PROBLEM DETAILS. Each record below must be returned exactly as shown.

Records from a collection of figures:
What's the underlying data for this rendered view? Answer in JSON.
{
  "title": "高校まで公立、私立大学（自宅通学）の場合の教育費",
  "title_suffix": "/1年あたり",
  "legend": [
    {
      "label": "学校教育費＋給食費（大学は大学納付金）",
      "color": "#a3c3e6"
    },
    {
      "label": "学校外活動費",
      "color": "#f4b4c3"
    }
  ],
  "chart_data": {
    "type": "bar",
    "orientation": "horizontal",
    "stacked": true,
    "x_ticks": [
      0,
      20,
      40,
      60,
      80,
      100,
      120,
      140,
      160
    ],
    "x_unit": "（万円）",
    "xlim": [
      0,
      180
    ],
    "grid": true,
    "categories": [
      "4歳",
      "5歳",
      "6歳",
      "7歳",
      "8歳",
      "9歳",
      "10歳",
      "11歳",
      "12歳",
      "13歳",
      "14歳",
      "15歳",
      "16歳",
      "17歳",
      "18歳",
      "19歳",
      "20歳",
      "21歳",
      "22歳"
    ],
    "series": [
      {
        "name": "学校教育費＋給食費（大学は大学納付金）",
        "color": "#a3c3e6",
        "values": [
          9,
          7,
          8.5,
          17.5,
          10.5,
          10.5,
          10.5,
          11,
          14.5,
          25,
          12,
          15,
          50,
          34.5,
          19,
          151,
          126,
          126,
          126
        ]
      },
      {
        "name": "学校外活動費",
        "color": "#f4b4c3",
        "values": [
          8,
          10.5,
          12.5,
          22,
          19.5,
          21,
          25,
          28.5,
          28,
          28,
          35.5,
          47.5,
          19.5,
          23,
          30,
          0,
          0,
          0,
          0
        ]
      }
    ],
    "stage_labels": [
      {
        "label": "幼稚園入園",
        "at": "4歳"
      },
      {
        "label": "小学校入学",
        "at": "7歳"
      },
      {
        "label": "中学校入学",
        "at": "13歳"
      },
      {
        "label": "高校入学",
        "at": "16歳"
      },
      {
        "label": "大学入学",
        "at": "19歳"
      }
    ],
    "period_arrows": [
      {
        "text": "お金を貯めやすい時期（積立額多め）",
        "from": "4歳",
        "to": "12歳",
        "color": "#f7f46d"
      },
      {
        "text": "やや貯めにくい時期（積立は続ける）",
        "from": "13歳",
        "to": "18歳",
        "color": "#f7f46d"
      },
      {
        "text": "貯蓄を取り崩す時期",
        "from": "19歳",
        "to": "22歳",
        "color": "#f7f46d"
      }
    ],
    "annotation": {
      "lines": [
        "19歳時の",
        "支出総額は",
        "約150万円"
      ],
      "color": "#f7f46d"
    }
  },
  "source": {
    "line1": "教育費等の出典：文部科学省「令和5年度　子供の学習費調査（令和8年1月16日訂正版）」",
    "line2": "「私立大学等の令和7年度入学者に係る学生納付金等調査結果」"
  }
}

RESULT BELOW.
What's the underlying data for this rendered view? Answer in JSON.
{
  "title": "高校まで公立、私立大学（自宅通学）の場合の教育費",
  "title_suffix": "/1年あたり",
  "legend": [
    {
      "label": "学校教育費＋給食費（大学は大学納付金）",
      "color": "#a3c3e6"
    },
    {
      "label": "学校外活動費",
      "color": "#f4b4c3"
    }
  ],
  "chart_data": {
    "type": "bar",
    "orientation": "horizontal",
    "stacked": true,
    "x_ticks": [
      0,
      20,
      40,
      60,
      80,
      100,
      120,
      140,
      160
    ],
    "x_unit": "（万円）",
    "xlim": [
      0,
      180
    ],
    "grid": true,
    "categories": [
      "4歳",
      "5歳",
      "6歳",
      "7歳",
      "8歳",
      "9歳",
      "10歳",
      "11歳",
      "12歳",
      "13歳",
      "14歳",
      "15歳",
      "16歳",
      "17歳",
      "18歳",
      "19歳",
      "20歳",
      "21歳",
      "22歳"
    ],
    "series": [
      {
        "name": "学校教育費＋給食費（大学は大学納付金）",
        "color": "#a3c3e6",
        "values": [
          9,
          7,
          8.5,
          17.5,
          10.5,
          10.5,
          10.5,
          11,
          14.5,
          25,
          12,
          15,
          50,
          34.5,
          19,
          151,
          126,
          126,
          126
        ]
      },
      {
        "name": "学校外活動費",
        "color": "#f4b4c3",
        "values": [
          8,
          10.5,
          12.5,
          22,
          19.5,
          21,
          25,
          28.5,
          28,
          28,
          35.5,
          47.5,
          19.5,
          23,
          30,
          0,
          0,
          0,
          0
        ]
      }
    ],
    "stage_labels": [
      {
        "label": "幼稚園入園",
        "at": "4歳"
      },
      {
        "label": "小学校入学",
        "at": "7歳"
      },
      {
        "label": "中学校入学",
        "at": "13歳"
      },
      {
        "label": "高校入学",
        "at": "16歳"
      },
      {
        "label": "大学入学",
        "at": "19歳"
      }
    ],
    "period_arrows": [
      {
        "text": "お金を貯めやすい時期（積立額多め）",
        "from": "4歳",
        "to": "12歳",
        "color": "#f7f46d"
      },
      {
        "text": "やや貯めにくい時期（積立は続ける）",
        "from": "13歳",
        "to": "18歳",
        "color": "#f7f46d"
      },
      {
        "text": "貯蓄を取り崩す時期",
        "from": "19歳",
        "to": "22歳",
        "color": "#f7f46d"
      }
    ],
    "annotation": {
      "lines": [
        "19歳時の",
        "支出総額は",
        "約150万円"
      ],
      "color": "#f7f46d"
    }
  },
  "source": {
    "line1": "教育費等の出典：文部科学省「令和5年度　子供の学習費調査（令和8年1月16日訂正版）」",
    "line2": "「私立大学等の令和7年度入学者に係る学生納付金等調査結果」"
  }
}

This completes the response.